**Short problem:** Repeat the records below exactly.

Data entries:
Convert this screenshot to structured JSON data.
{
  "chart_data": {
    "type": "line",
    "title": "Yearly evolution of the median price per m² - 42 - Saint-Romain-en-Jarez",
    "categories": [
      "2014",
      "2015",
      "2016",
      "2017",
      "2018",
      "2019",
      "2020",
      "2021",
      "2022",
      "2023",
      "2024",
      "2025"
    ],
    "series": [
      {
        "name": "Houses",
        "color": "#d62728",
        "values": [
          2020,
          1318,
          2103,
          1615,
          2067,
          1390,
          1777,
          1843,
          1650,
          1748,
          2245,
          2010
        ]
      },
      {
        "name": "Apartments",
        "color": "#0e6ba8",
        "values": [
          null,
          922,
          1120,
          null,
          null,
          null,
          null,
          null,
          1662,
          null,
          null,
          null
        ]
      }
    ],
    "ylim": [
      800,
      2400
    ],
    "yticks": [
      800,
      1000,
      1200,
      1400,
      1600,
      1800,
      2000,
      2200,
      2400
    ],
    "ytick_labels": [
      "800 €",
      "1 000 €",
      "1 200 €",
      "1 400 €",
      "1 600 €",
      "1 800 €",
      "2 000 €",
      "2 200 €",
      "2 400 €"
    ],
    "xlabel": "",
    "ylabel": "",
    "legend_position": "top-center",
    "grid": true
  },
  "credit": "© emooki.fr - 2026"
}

**Written reply:**
Convert this screenshot to structured JSON data.
{
  "chart_data": {
    "type": "line",
    "title": "Yearly evolution of the median price per m² - 42 - Saint-Romain-en-Jarez",
    "categories": [
      "2014",
      "2015",
      "2016",
      "2017",
      "2018",
      "2019",
      "2020",
      "2021",
      "2022",
      "2023",
      "2024",
      "2025"
    ],
    "series": [
      {
        "name": "Houses",
        "color": "#d62728",
        "values": [
          2020,
          1318,
          2103,
          1615,
          2067,
          1390,
          1777,
          1843,
          1650,
          1748,
          2245,
          2010
        ]
      },
      {
        "name": "Apartments",
        "color": "#0e6ba8",
        "values": [
          null,
          922,
          1120,
          null,
          null,
          null,
          null,
          null,
          1662,
          null,
          null,
          null
        ]
      }
    ],
    "ylim": [
      800,
      2400
    ],
    "yticks": [
      800,
      1000,
      1200,
      1400,
      1600,
      1800,
      2000,
      2200,
      2400
    ],
    "ytick_labels": [
      "800 €",
      "1 000 €",
      "1 200 €",
      "1 400 €",
      "1 600 €",
      "1 800 €",
      "2 000 €",
      "2 200 €",
      "2 400 €"
    ],
    "xlabel": "",
    "ylabel": "",
    "legend_position": "top-center",
    "grid": true
  },
  "credit": "© emooki.fr - 2026"
}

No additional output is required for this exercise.